* **Goal**
Repeat the lines below verbatim, starting at the line that contains "- coastlines: [21, 130, 353, 426]" and ending at the line that contains "- midnight-label: midnight: [200, 466, 272, 485]".

* **Items**
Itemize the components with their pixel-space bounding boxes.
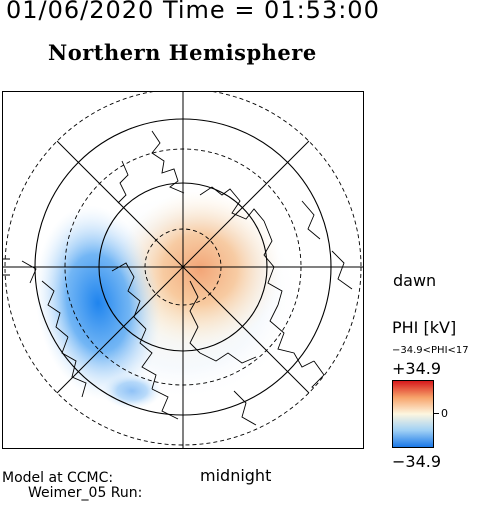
- coastlines: [21, 130, 353, 426]
- hemisphere-title: Northern Hemisphere: [48, 40, 317, 65]
- colorbar-min-label: −34.9: [392, 452, 442, 471]
- run-label: Weimer_05 Run:: [28, 485, 143, 501]
- dawn-label: dawn: [393, 271, 437, 290]
- colorbar-range: −34.9<PHI<17: [392, 345, 469, 356]
- colorbar: [392, 380, 434, 448]
- datetime-title: 01/06/2020 Time = 01:53:00: [6, 0, 380, 24]
- model-label: Model at CCMC:: [2, 470, 114, 486]
- polar-map: [2, 88, 364, 449]
- colorbar-zero-tick: [434, 413, 439, 414]
- colorbar-max-label: +34.9: [392, 359, 442, 378]
- midnight-label: midnight: [200, 466, 272, 485]
- colorbar-title: PHI [kV]: [392, 318, 457, 337]
- edge-ticks: [2, 258, 14, 276]
- colorbar-zero-label: 0: [441, 407, 448, 420]
- negative-potential-cell: [35, 205, 161, 401]
- meridian-lines: [2, 91, 364, 449]
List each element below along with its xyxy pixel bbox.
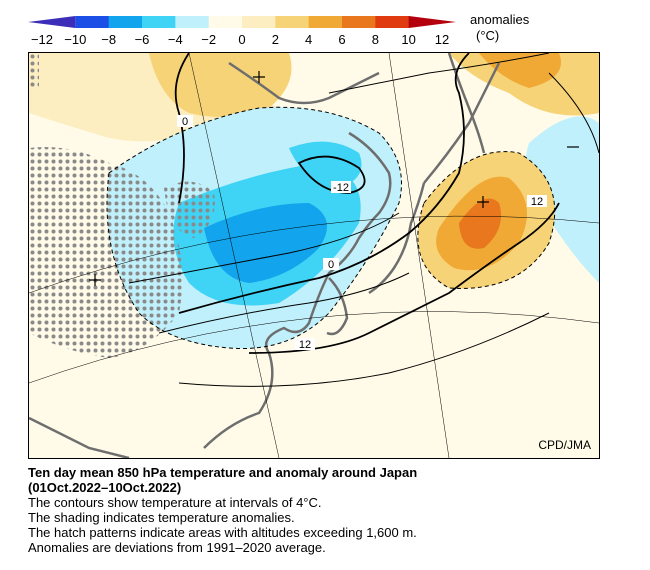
- caption-title-line2: (01Oct.2022–10Oct.2022): [28, 480, 182, 495]
- coastline-japan: [368, 182, 426, 295]
- colorbar-tick-label: 0: [238, 32, 245, 47]
- warm-anomaly-east-peak: [459, 198, 502, 249]
- coastline-korea: [326, 277, 349, 336]
- colorbar-tick-label: −10: [64, 32, 86, 47]
- anomaly-zero-line-central: [106, 106, 402, 350]
- anomaly-colorbar: −12 −10 −8 −6 −4 −2 0 2 4 6 8 10 12: [28, 16, 456, 47]
- caption-title-line1: Ten day mean 850 hPa temperature and ano…: [28, 465, 418, 480]
- anomaly-map: 0 -12 12 0 12 CPD/JMA: [28, 52, 600, 459]
- contour-4: [128, 212, 400, 284]
- colorbar-tick-label: −8: [101, 32, 116, 47]
- hatch-tibet: [29, 147, 183, 358]
- colorbar-tick-label: 4: [305, 32, 312, 47]
- colorbar-tick-label: −2: [201, 32, 216, 47]
- colorbar-cell: [142, 16, 176, 28]
- cool-anomaly-south: [141, 349, 264, 433]
- caption-hatch-note: The hatch patterns indicate areas with a…: [28, 525, 417, 540]
- map-credit: CPD/JMA: [538, 438, 591, 452]
- colorbar-tick-label: 12: [435, 32, 449, 47]
- graticule-meridian-2: [388, 53, 450, 458]
- centre-markers: [89, 71, 579, 286]
- contour-0-north: [174, 53, 190, 204]
- graticule-parallel-1: [29, 215, 599, 294]
- colorbar-cell: [108, 16, 143, 28]
- hatch-northwest-corner: [29, 53, 39, 88]
- colorbar-tick-label: 2: [272, 32, 279, 47]
- contour-outer-north: [328, 53, 550, 94]
- colorbar-tick-label: 6: [338, 32, 345, 47]
- colorbar-cell: [342, 16, 376, 28]
- colorbar-cell: [275, 16, 310, 28]
- cross-marker-east: [477, 196, 489, 208]
- coastline-kamchatka: [447, 53, 486, 154]
- colorbar-tick-label: −6: [135, 32, 150, 47]
- colorbar-cell: [175, 16, 210, 28]
- hatch-mongolia: [164, 181, 215, 238]
- cool-anomaly-east: [525, 116, 599, 283]
- colorbar-cell: [242, 16, 276, 28]
- cross-marker-tibet: [89, 274, 101, 286]
- colorbar-tick-label: −4: [168, 32, 183, 47]
- contour-16: [178, 312, 550, 387]
- coastline-sea-of-okhotsk: [228, 61, 380, 105]
- graticule-meridian-1: [188, 53, 280, 458]
- colorbar-cell: [375, 16, 410, 28]
- contour-minus-12: [297, 155, 366, 194]
- contour-outer-east: [548, 72, 599, 154]
- colorbar-units: (°C): [476, 28, 500, 43]
- colorbar-cell: [75, 16, 110, 28]
- contour-label-0-north: 0: [182, 116, 188, 128]
- contour-label-minus-12: -12: [333, 182, 349, 194]
- map-canvas: 0 -12 12 0 12: [29, 53, 599, 458]
- colorbar-cell: [308, 16, 343, 28]
- caption-shading-note: The shading indicates temperature anomal…: [28, 510, 295, 525]
- contour-8: [158, 272, 410, 334]
- anomaly-zero-lines: [106, 106, 556, 350]
- graticule: [29, 53, 599, 458]
- contour-label-12-south: 12: [299, 339, 311, 351]
- colorbar-tick-label: 8: [372, 32, 379, 47]
- contour-12: [248, 202, 560, 354]
- warm-anomaly-northwest-core: [149, 53, 292, 117]
- figure-caption: Ten day mean 850 hPa temperature and ano…: [28, 465, 628, 555]
- caption-baseline-note: Anomalies are deviations from 1991–2020 …: [28, 540, 326, 555]
- coastline-kuril: [423, 62, 501, 184]
- colorbar-tick-label: −12: [31, 32, 53, 47]
- colorbar-tick-label: 10: [401, 32, 415, 47]
- graticule-parallel-2: [29, 311, 599, 384]
- anomaly-zero-line-east: [417, 151, 556, 289]
- cross-marker-north: [253, 71, 265, 83]
- colorbar-tick-labels: −12 −10 −8 −6 −4 −2 0 2 4 6 8 10 12: [31, 32, 449, 47]
- colorbar-cell: [408, 16, 456, 28]
- contour-label-12-east: 12: [531, 196, 543, 208]
- colorbar-cell: [28, 16, 76, 28]
- contour-label-0-south: 0: [328, 259, 334, 271]
- colorbar-cells: [28, 16, 456, 28]
- contour-labels: 0 -12 12 0 12: [177, 115, 547, 351]
- coastline-south-china-sea: [29, 416, 130, 458]
- colorbar-cell: [208, 16, 243, 28]
- colorbar-title: anomalies: [470, 12, 530, 27]
- anomaly-shading: [29, 53, 599, 458]
- cool-anomaly-north: [289, 141, 362, 188]
- high-altitude-hatching: [29, 53, 215, 358]
- caption-contour-note: The contours show temperature at interva…: [28, 495, 322, 510]
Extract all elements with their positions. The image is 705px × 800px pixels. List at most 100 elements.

* **Complete output**
- coastlines: [21, 130, 353, 426]
- hemisphere-title: Northern Hemisphere: [48, 40, 317, 65]
- colorbar-min-label: −34.9: [392, 452, 442, 471]
- run-label: Weimer_05 Run:: [28, 485, 143, 501]
- dawn-label: dawn: [393, 271, 437, 290]
- colorbar-range: −34.9<PHI<17: [392, 345, 469, 356]
- colorbar: [392, 380, 434, 448]
- datetime-title: 01/06/2020 Time = 01:53:00: [6, 0, 380, 24]
- model-label: Model at CCMC:: [2, 470, 114, 486]
- polar-map: [2, 88, 364, 449]
- colorbar-zero-tick: [434, 413, 439, 414]
- colorbar-max-label: +34.9: [392, 359, 442, 378]
- midnight-label: midnight: [200, 466, 272, 485]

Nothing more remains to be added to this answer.